RECORD EXCERPTS »
================================
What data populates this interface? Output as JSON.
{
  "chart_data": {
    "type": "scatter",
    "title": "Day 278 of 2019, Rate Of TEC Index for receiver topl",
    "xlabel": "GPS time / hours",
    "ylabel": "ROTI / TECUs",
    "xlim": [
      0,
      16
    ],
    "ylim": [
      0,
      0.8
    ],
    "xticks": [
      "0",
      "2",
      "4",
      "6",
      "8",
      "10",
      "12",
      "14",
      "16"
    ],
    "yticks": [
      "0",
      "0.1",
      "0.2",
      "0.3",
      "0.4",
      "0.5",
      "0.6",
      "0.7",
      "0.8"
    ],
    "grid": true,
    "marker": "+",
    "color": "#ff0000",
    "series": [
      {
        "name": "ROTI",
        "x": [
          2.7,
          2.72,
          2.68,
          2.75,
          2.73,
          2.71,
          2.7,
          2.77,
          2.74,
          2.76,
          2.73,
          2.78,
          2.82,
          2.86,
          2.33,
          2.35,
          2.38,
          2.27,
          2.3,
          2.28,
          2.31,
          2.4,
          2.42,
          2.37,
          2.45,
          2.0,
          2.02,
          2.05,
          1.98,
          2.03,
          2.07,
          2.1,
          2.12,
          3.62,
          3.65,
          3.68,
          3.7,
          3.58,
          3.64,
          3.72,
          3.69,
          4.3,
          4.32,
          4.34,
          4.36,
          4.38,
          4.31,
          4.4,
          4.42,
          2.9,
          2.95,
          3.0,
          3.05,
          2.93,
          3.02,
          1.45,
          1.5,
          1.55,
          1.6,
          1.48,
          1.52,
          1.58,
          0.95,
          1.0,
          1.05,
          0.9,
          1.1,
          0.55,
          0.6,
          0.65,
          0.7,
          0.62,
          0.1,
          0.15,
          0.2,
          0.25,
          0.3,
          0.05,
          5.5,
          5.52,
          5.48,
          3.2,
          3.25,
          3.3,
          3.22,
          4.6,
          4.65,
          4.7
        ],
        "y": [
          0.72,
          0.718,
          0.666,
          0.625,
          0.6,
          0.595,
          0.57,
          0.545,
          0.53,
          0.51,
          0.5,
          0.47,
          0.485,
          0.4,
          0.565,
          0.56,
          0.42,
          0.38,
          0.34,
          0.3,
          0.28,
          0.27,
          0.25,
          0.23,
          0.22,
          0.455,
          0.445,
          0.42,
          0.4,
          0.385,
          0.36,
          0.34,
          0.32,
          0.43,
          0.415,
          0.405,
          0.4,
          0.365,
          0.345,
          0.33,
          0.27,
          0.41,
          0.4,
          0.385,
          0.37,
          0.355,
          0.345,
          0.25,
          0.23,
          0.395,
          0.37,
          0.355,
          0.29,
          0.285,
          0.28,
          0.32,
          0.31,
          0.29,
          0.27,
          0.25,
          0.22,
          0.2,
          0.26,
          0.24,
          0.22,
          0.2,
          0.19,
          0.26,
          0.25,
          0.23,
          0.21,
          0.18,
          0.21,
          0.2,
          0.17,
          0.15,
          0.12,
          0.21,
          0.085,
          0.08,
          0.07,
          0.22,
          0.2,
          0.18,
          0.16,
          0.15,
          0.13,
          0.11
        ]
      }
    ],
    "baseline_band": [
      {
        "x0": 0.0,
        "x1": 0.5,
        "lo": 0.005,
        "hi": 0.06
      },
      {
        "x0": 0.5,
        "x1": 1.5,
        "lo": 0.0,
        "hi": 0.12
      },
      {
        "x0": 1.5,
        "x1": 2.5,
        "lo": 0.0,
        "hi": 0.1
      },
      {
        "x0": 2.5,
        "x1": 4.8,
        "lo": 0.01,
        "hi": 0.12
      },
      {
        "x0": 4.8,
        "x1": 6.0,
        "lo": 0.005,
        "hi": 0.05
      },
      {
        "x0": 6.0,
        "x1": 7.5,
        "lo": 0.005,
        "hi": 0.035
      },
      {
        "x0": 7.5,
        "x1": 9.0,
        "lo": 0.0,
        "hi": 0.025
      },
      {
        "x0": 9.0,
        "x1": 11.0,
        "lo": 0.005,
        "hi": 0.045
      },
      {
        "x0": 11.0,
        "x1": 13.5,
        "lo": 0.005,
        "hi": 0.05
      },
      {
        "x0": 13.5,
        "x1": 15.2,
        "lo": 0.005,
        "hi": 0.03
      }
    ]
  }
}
================================
STATED PROBLEM » Each line must be given again exactly as written above.

THE COMPLETED TASK »
What data populates this interface? Output as JSON.
{
  "chart_data": {
    "type": "scatter",
    "title": "Day 278 of 2019, Rate Of TEC Index for receiver topl",
    "xlabel": "GPS time / hours",
    "ylabel": "ROTI / TECUs",
    "xlim": [
      0,
      16
    ],
    "ylim": [
      0,
      0.8
    ],
    "xticks": [
      "0",
      "2",
      "4",
      "6",
      "8",
      "10",
      "12",
      "14",
      "16"
    ],
    "yticks": [
      "0",
      "0.1",
      "0.2",
      "0.3",
      "0.4",
      "0.5",
      "0.6",
      "0.7",
      "0.8"
    ],
    "grid": true,
    "marker": "+",
    "color": "#ff0000",
    "series": [
      {
        "name": "ROTI",
        "x": [
          2.7,
          2.72,
          2.68,
          2.75,
          2.73,
          2.71,
          2.7,
          2.77,
          2.74,
          2.76,
          2.73,
          2.78,
          2.82,
          2.86,
          2.33,
          2.35,
          2.38,
          2.27,
          2.3,
          2.28,
          2.31,
          2.4,
          2.42,
          2.37,
          2.45,
          2.0,
          2.02,
          2.05,
          1.98,
          2.03,
          2.07,
          2.1,
          2.12,
          3.62,
          3.65,
          3.68,
          3.7,
          3.58,
          3.64,
          3.72,
          3.69,
          4.3,
          4.32,
          4.34,
          4.36,
          4.38,
          4.31,
          4.4,
          4.42,
          2.9,
          2.95,
          3.0,
          3.05,
          2.93,
          3.02,
          1.45,
          1.5,
          1.55,
          1.6,
          1.48,
          1.52,
          1.58,
          0.95,
          1.0,
          1.05,
          0.9,
          1.1,
          0.55,
          0.6,
          0.65,
          0.7,
          0.62,
          0.1,
          0.15,
          0.2,
          0.25,
          0.3,
          0.05,
          5.5,
          5.52,
          5.48,
          3.2,
          3.25,
          3.3,
          3.22,
          4.6,
          4.65,
          4.7
        ],
        "y": [
          0.72,
          0.718,
          0.666,
          0.625,
          0.6,
          0.595,
          0.57,
          0.545,
          0.53,
          0.51,
          0.5,
          0.47,
          0.485,
          0.4,
          0.565,
          0.56,
          0.42,
          0.38,
          0.34,
          0.3,
          0.28,
          0.27,
          0.25,
          0.23,
          0.22,
          0.455,
          0.445,
          0.42,
          0.4,
          0.385,
          0.36,
          0.34,
          0.32,
          0.43,
          0.415,
          0.405,
          0.4,
          0.365,
          0.345,
          0.33,
          0.27,
          0.41,
          0.4,
          0.385,
          0.37,
          0.355,
          0.345,
          0.25,
          0.23,
          0.395,
          0.37,
          0.355,
          0.29,
          0.285,
          0.28,
          0.32,
          0.31,
          0.29,
          0.27,
          0.25,
          0.22,
          0.2,
          0.26,
          0.24,
          0.22,
          0.2,
          0.19,
          0.26,
          0.25,
          0.23,
          0.21,
          0.18,
          0.21,
          0.2,
          0.17,
          0.15,
          0.12,
          0.21,
          0.085,
          0.08,
          0.07,
          0.22,
          0.2,
          0.18,
          0.16,
          0.15,
          0.13,
          0.11
        ]
      }
    ],
    "baseline_band": [
      {
        "x0": 0.0,
        "x1": 0.5,
        "lo": 0.005,
        "hi": 0.06
      },
      {
        "x0": 0.5,
        "x1": 1.5,
        "lo": 0.0,
        "hi": 0.12
      },
      {
        "x0": 1.5,
        "x1": 2.5,
        "lo": 0.0,
        "hi": 0.1
      },
      {
        "x0": 2.5,
        "x1": 4.8,
        "lo": 0.01,
        "hi": 0.12
      },
      {
        "x0": 4.8,
        "x1": 6.0,
        "lo": 0.005,
        "hi": 0.05
      },
      {
        "x0": 6.0,
        "x1": 7.5,
        "lo": 0.005,
        "hi": 0.035
      },
      {
        "x0": 7.5,
        "x1": 9.0,
        "lo": 0.0,
        "hi": 0.025
      },
      {
        "x0": 9.0,
        "x1": 11.0,
        "lo": 0.005,
        "hi": 0.045
      },
      {
        "x0": 11.0,
        "x1": 13.5,
        "lo": 0.005,
        "hi": 0.05
      },
      {
        "x0": 13.5,
        "x1": 15.2,
        "lo": 0.005,
        "hi": 0.03
      }
    ]
  }
}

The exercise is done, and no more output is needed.